Stated exercise:
Return every line below in which "kematian" appears.

Source data:
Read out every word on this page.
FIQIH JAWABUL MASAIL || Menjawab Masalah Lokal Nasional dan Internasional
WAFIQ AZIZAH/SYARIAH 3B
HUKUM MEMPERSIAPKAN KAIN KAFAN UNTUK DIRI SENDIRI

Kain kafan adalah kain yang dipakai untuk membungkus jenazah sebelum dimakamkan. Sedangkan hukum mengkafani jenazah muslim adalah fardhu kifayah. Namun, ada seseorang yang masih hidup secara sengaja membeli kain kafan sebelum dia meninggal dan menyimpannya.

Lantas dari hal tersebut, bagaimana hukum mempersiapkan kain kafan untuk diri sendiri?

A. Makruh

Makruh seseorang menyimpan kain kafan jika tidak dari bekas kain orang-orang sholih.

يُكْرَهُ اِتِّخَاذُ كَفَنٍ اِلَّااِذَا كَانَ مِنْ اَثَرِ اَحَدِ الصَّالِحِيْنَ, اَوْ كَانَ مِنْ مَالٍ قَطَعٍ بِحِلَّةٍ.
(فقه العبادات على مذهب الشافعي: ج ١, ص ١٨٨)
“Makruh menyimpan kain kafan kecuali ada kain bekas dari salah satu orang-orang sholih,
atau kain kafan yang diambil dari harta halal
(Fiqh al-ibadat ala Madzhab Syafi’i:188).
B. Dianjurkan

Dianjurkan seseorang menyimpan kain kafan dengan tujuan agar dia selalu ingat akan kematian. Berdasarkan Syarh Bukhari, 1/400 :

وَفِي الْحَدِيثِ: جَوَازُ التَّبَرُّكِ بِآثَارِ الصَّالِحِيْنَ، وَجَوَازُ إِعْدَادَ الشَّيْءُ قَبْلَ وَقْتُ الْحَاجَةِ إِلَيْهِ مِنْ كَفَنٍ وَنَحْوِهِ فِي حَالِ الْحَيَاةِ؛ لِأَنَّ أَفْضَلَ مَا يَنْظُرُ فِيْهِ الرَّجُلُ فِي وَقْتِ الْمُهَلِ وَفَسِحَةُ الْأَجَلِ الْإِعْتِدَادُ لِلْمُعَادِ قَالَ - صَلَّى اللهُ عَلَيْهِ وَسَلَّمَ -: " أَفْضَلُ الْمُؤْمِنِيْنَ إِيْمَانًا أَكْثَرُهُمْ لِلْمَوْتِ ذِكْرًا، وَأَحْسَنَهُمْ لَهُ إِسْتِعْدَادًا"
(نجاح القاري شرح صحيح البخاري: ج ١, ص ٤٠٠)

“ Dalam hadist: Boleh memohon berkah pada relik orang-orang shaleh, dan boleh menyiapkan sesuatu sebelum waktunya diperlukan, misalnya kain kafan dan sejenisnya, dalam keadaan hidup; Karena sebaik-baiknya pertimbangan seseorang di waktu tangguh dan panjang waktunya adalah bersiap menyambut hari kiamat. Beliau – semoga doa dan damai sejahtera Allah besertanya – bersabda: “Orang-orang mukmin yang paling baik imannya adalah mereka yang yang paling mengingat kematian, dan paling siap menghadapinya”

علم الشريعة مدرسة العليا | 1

Response for this exercise:
Dianjurkan seseorang menyimpan kain kafan dengan tujuan agar dia selalu ingat akan kematian. Berdasarkan Syarh Bukhari, 1/400 :
“ Dalam hadist: Boleh memohon berkah pada relik orang-orang shaleh, dan boleh menyiapkan sesuatu sebelum waktunya diperlukan, misalnya kain kafan dan sejenisnya, dalam keadaan hidup; Karena sebaik-baiknya pertimbangan seseorang di waktu tangguh dan panjang waktunya adalah bersiap menyambut hari kiamat. Beliau – semoga doa dan damai sejahtera Allah besertanya – bersabda: “Orang-orang mukmin yang paling baik imannya adalah mereka yang yang paling mengingat kematian, dan paling siap menghadapinya”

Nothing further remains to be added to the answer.